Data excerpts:
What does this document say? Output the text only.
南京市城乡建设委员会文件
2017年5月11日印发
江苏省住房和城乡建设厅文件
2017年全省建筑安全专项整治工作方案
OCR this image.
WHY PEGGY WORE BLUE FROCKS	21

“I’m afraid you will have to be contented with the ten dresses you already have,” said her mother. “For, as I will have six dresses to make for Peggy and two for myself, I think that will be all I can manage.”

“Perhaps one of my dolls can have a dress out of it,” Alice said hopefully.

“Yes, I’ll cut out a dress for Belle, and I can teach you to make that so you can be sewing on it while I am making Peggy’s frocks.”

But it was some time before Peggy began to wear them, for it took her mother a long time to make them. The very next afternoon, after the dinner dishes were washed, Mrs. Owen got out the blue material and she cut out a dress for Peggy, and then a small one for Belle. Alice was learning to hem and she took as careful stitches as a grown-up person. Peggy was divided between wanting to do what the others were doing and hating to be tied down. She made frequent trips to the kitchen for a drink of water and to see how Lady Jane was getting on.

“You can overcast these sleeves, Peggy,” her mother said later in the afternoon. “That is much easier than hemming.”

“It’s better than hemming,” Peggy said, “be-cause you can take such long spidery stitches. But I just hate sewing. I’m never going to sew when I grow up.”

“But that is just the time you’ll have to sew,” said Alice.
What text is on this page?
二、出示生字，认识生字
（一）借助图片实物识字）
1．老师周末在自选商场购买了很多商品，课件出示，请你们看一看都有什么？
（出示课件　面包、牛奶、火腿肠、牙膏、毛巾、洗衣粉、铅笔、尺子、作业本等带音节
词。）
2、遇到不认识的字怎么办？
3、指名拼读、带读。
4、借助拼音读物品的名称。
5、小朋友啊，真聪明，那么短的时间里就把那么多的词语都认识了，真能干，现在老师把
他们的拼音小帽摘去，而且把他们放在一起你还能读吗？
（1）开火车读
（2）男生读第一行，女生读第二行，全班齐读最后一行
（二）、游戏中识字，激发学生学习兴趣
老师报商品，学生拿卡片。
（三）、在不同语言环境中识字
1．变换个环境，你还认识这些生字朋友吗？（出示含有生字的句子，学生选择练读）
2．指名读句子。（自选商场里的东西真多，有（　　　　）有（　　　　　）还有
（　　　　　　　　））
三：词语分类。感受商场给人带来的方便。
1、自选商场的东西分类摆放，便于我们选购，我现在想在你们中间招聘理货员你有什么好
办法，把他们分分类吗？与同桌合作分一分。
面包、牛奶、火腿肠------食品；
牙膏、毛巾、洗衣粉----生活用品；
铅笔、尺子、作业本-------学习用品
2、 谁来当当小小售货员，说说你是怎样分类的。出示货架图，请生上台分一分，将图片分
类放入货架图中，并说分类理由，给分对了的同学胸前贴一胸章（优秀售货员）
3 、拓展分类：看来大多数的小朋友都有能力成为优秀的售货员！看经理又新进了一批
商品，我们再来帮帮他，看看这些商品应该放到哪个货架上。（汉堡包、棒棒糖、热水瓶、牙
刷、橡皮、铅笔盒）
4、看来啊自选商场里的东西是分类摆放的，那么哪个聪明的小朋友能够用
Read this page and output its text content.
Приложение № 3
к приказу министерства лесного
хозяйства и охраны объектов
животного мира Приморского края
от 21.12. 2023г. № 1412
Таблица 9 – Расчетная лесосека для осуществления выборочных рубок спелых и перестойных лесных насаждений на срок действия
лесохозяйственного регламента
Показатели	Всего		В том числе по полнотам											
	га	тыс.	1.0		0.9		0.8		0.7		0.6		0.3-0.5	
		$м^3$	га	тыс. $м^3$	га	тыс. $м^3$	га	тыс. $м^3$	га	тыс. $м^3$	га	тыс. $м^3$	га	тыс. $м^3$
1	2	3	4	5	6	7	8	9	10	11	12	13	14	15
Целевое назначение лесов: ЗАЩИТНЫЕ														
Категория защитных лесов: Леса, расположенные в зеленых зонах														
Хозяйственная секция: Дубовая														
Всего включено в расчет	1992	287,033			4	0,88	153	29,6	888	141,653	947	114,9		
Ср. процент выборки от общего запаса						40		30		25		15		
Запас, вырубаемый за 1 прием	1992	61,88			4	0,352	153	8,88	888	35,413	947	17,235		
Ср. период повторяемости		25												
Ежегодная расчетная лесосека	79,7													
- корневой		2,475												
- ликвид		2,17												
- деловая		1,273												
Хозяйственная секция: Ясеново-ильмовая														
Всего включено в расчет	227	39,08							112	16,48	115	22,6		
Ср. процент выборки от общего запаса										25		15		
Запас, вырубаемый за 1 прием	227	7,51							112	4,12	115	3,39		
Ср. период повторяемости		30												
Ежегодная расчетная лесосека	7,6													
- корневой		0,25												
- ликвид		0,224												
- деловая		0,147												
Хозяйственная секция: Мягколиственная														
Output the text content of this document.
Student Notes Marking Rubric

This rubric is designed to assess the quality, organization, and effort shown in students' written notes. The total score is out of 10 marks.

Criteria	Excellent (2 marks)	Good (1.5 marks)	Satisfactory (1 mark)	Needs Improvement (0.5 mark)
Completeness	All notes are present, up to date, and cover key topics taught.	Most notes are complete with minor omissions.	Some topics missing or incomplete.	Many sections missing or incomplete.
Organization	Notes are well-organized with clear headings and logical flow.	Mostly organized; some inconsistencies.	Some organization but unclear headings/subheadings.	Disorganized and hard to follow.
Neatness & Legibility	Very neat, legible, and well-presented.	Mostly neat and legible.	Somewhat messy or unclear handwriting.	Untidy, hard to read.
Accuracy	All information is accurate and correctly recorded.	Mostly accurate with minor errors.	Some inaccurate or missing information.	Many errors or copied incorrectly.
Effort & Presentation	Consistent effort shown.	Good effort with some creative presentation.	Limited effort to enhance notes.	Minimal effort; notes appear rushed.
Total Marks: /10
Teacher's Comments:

Required task >>
Collect each line of the entries that has the word "shown", copying it in full.

The result >>
This rubric is designed to assess the quality, organization, and effort shown in students' written notes. The total score is out of 10 marks.
Effort & Presentation	Consistent effort shown.	Good effort with some creative presentation.	Limited effort to enhance notes.	Minimal effort; notes appear rushed.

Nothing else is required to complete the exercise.